Collected data entries:
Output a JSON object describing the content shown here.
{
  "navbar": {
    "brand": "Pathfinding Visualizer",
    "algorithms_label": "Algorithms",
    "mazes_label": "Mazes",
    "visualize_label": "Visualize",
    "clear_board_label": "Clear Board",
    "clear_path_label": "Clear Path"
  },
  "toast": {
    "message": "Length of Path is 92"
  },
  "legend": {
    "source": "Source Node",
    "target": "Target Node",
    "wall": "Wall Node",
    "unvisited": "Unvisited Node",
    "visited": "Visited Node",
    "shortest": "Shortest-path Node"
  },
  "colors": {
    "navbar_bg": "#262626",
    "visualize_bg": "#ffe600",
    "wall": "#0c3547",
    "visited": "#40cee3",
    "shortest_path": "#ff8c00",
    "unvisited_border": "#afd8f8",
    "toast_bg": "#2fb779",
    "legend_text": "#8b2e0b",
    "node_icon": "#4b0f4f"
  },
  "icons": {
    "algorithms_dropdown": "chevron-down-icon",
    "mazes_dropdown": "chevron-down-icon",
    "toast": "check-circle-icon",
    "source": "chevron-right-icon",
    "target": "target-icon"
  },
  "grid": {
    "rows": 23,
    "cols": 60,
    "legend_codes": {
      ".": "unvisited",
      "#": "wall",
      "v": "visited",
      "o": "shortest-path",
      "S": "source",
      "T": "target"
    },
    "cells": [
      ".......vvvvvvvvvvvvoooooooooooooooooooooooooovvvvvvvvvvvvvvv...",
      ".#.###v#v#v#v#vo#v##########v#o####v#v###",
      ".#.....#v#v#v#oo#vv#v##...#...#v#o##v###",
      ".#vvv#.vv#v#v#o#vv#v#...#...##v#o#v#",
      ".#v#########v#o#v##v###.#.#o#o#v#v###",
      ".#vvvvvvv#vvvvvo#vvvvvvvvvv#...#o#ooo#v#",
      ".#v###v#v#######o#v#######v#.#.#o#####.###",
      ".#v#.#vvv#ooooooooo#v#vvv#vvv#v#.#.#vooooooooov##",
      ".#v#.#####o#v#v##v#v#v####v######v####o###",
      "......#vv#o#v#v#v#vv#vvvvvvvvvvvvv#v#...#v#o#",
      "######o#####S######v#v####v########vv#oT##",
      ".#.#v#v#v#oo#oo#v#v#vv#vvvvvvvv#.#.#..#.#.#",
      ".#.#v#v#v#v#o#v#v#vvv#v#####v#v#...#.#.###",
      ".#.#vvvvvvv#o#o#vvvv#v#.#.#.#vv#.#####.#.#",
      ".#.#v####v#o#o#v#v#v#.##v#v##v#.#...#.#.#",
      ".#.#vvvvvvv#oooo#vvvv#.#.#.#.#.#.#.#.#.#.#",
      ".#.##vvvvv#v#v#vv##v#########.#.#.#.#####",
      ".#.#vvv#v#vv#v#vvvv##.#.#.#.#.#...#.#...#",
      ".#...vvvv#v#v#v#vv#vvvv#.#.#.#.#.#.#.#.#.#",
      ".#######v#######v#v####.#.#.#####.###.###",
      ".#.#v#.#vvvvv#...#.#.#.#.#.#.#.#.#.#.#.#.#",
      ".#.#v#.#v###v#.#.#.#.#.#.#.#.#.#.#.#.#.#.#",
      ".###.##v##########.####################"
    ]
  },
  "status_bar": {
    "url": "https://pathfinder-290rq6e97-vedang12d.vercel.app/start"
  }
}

Given problem: Would you reproduce all the entries exactly?

Correct response:
Output a JSON object describing the content shown here.
{
  "navbar": {
    "brand": "Pathfinding Visualizer",
    "algorithms_label": "Algorithms",
    "mazes_label": "Mazes",
    "visualize_label": "Visualize",
    "clear_board_label": "Clear Board",
    "clear_path_label": "Clear Path"
  },
  "toast": {
    "message": "Length of Path is 92"
  },
  "legend": {
    "source": "Source Node",
    "target": "Target Node",
    "wall": "Wall Node",
    "unvisited": "Unvisited Node",
    "visited": "Visited Node",
    "shortest": "Shortest-path Node"
  },
  "colors": {
    "navbar_bg": "#262626",
    "visualize_bg": "#ffe600",
    "wall": "#0c3547",
    "visited": "#40cee3",
    "shortest_path": "#ff8c00",
    "unvisited_border": "#afd8f8",
    "toast_bg": "#2fb779",
    "legend_text": "#8b2e0b",
    "node_icon": "#4b0f4f"
  },
  "icons": {
    "algorithms_dropdown": "chevron-down-icon",
    "mazes_dropdown": "chevron-down-icon",
    "toast": "check-circle-icon",
    "source": "chevron-right-icon",
    "target": "target-icon"
  },
  "grid": {
    "rows": 23,
    "cols": 60,
    "legend_codes": {
      ".": "unvisited",
      "#": "wall",
      "v": "visited",
      "o": "shortest-path",
      "S": "source",
      "T": "target"
    },
    "cells": [
      ".......vvvvvvvvvvvvoooooooooooooooooooooooooovvvvvvvvvvvvvvv...",
      ".#.###v#v#v#v#vo#v##########v#o####v#v###",
      ".#.....#v#v#v#oo#vv#v##...#...#v#o##v###",
      ".#vvv#.vv#v#v#o#vv#v#...#...##v#o#v#",
      ".#v#########v#o#v##v###.#.#o#o#v#v###",
      ".#vvvvvvv#vvvvvo#vvvvvvvvvv#...#o#ooo#v#",
      ".#v###v#v#######o#v#######v#.#.#o#####.###",
      ".#v#.#vvv#ooooooooo#v#vvv#vvv#v#.#.#vooooooooov##",
      ".#v#.#####o#v#v##v#v#v####v######v####o###",
      "......#vv#o#v#v#v#vv#vvvvvvvvvvvvv#v#...#v#o#",
      "######o#####S######v#v####v########vv#oT##",
      ".#.#v#v#v#oo#oo#v#v#vv#vvvvvvvv#.#.#..#.#.#",
      ".#.#v#v#v#v#o#v#v#vvv#v#####v#v#...#.#.###",
      ".#.#vvvvvvv#o#o#vvvv#v#.#.#.#vv#.#####.#.#",
      ".#.#v####v#o#o#v#v#v#.##v#v##v#.#...#.#.#",
      ".#.#vvvvvvv#oooo#vvvv#.#.#.#.#.#.#.#.#.#.#",
      ".#.##vvvvv#v#v#vv##v#########.#.#.#.#####",
      ".#.#vvv#v#vv#v#vvvv##.#.#.#.#.#...#.#...#",
      ".#...vvvv#v#v#v#vv#vvvv#.#.#.#.#.#.#.#.#.#",
      ".#######v#######v#v####.#.#.#####.###.###",
      ".#.#v#.#vvvvv#...#.#.#.#.#.#.#.#.#.#.#.#.#",
      ".#.#v#.#v###v#.#.#.#.#.#.#.#.#.#.#.#.#.#.#",
      ".###.##v##########.####################"
    ]
  },
  "status_bar": {
    "url": "https://pathfinder-290rq6e97-vedang12d.vercel.app/start"
  }
}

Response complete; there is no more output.